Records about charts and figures
•••

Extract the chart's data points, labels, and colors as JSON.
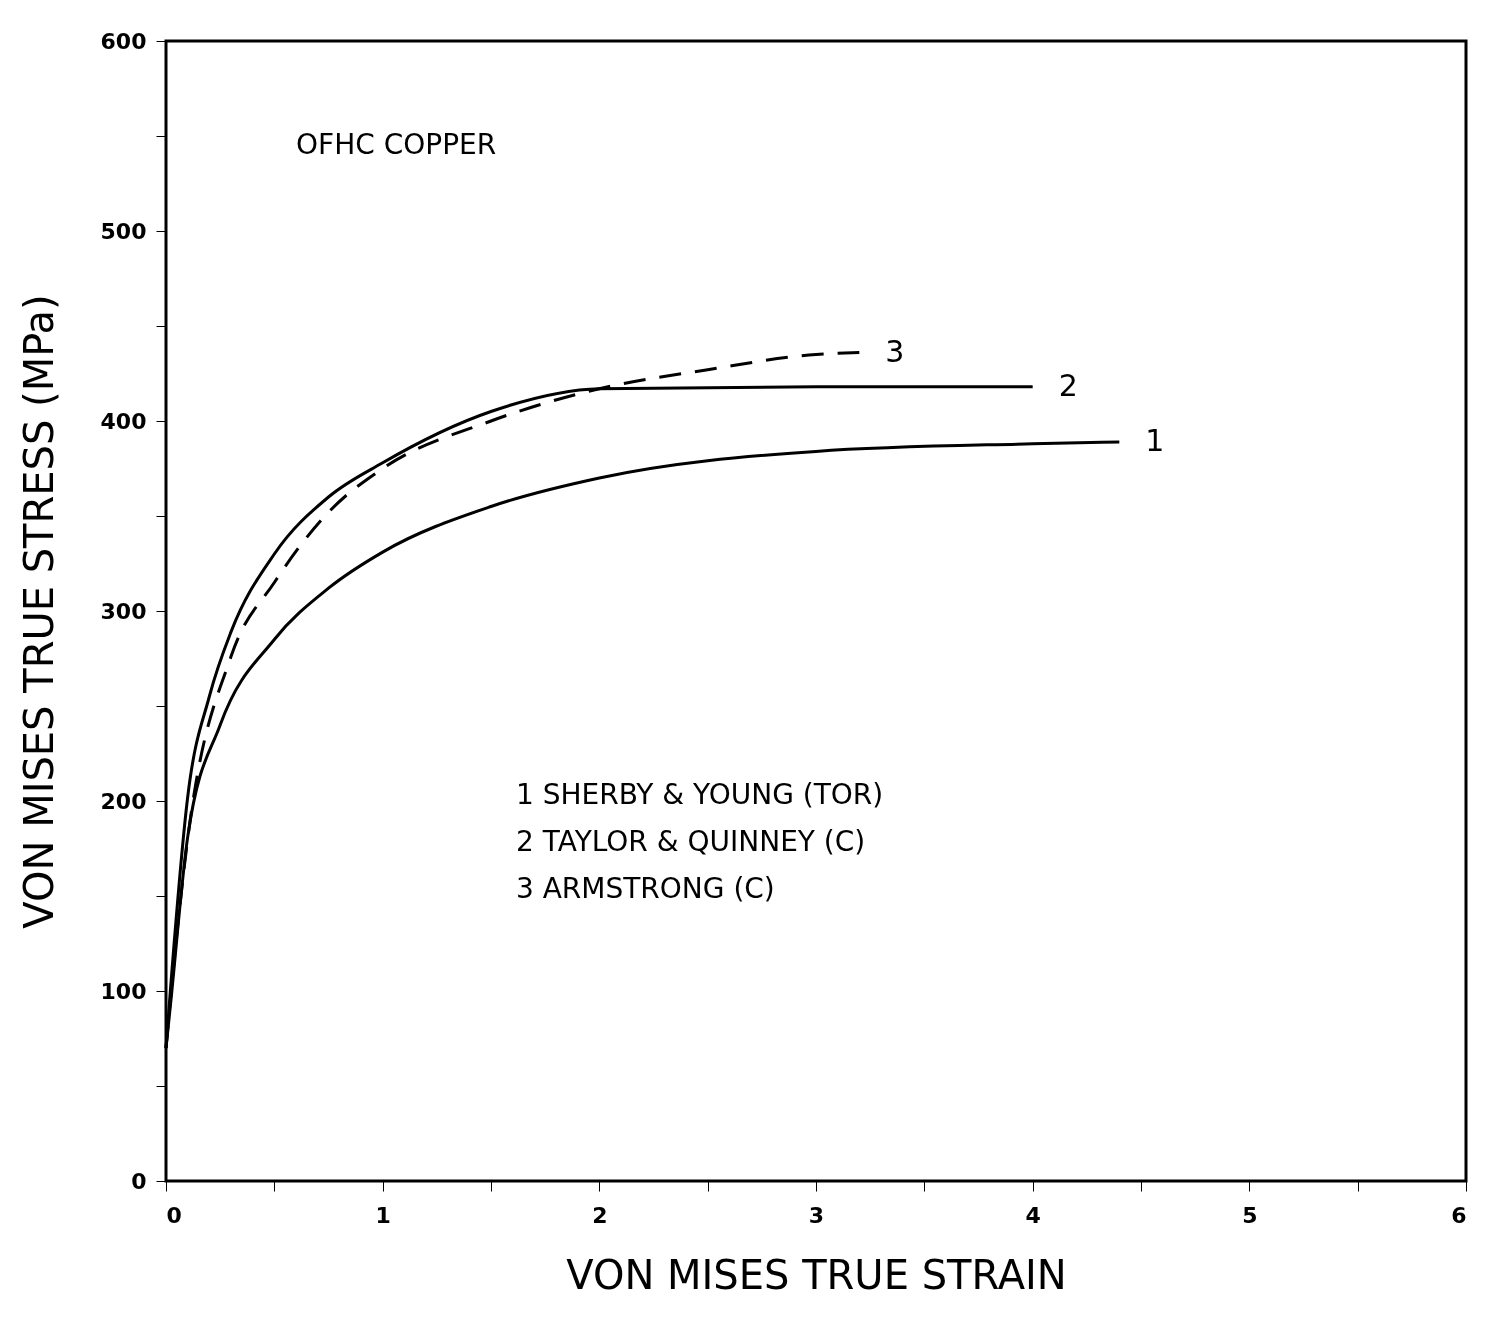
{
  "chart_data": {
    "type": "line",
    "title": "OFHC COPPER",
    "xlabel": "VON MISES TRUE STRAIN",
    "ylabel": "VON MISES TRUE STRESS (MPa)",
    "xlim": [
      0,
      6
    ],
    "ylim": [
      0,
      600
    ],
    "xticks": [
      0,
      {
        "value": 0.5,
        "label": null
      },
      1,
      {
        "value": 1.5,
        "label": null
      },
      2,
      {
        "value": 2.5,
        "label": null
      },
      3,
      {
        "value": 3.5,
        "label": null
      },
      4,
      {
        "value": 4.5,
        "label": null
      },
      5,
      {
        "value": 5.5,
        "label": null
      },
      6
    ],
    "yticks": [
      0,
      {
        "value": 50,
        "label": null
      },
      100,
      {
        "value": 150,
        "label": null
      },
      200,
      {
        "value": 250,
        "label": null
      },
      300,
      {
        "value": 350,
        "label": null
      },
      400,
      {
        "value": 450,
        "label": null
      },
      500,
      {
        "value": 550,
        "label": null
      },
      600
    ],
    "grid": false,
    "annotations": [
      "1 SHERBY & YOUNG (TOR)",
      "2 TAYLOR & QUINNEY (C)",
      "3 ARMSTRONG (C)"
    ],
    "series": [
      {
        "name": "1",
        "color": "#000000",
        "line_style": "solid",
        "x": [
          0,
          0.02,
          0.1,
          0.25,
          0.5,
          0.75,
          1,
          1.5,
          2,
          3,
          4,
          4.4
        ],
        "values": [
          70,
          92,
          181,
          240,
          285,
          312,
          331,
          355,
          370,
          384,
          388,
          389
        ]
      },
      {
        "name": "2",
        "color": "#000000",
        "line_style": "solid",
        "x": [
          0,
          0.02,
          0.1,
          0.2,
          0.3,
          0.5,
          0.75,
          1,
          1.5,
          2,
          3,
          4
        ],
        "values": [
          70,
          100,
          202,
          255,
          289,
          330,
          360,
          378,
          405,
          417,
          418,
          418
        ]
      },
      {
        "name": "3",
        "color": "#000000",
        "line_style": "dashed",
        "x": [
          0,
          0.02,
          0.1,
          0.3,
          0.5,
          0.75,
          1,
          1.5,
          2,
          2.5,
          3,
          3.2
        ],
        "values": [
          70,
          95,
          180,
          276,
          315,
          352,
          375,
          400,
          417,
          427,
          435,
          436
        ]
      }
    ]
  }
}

•••

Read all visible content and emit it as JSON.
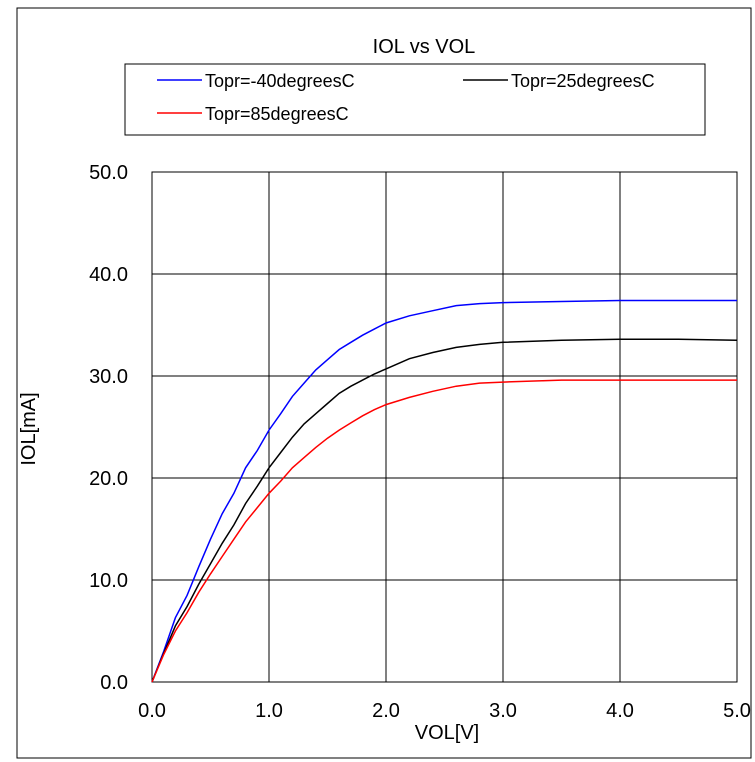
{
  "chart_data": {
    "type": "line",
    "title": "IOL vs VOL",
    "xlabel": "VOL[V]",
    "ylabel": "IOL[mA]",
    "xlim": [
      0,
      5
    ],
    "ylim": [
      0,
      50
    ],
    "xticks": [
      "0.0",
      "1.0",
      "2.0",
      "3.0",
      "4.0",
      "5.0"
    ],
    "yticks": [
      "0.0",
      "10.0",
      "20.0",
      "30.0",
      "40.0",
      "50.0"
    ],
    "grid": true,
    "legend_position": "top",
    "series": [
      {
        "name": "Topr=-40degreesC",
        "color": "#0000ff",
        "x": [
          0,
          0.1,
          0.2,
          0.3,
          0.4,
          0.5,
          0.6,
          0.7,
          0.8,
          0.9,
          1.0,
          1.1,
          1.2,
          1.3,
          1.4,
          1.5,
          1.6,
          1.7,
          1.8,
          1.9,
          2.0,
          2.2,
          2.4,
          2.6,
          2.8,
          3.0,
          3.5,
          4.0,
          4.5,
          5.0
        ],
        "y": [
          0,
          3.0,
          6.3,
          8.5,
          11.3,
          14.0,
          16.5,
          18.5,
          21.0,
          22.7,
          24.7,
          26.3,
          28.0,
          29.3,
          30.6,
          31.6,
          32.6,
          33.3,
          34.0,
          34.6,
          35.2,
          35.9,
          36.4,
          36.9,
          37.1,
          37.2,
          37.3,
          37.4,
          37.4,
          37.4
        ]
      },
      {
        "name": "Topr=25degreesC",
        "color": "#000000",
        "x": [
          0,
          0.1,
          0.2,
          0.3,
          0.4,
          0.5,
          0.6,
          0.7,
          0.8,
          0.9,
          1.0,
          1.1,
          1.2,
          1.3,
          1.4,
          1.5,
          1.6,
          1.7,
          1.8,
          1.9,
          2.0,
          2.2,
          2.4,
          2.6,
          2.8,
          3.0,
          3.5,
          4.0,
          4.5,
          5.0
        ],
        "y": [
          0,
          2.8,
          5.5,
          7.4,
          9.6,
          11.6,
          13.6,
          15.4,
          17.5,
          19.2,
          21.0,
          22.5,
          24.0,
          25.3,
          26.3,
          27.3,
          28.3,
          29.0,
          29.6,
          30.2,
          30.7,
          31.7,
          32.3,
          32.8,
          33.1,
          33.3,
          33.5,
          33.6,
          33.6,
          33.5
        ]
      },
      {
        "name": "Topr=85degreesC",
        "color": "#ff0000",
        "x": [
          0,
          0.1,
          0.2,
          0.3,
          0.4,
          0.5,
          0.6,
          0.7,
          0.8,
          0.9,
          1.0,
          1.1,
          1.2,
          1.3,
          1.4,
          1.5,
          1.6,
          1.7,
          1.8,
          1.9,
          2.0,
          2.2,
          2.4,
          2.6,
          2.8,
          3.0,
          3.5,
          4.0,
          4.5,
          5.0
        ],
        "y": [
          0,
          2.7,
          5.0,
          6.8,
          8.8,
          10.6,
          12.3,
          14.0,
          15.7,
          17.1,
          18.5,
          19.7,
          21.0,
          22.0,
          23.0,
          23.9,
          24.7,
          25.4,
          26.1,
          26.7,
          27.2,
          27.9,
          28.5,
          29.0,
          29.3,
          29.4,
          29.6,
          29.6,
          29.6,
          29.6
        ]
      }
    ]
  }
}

•••

» Written exercise
Filter out all lines lacking the word "xlabel" and copy the rest.

» Response to this exercise
    "xlabel": "VON MISES TRUE STRAIN",
    "xlabel": "VOL[V]",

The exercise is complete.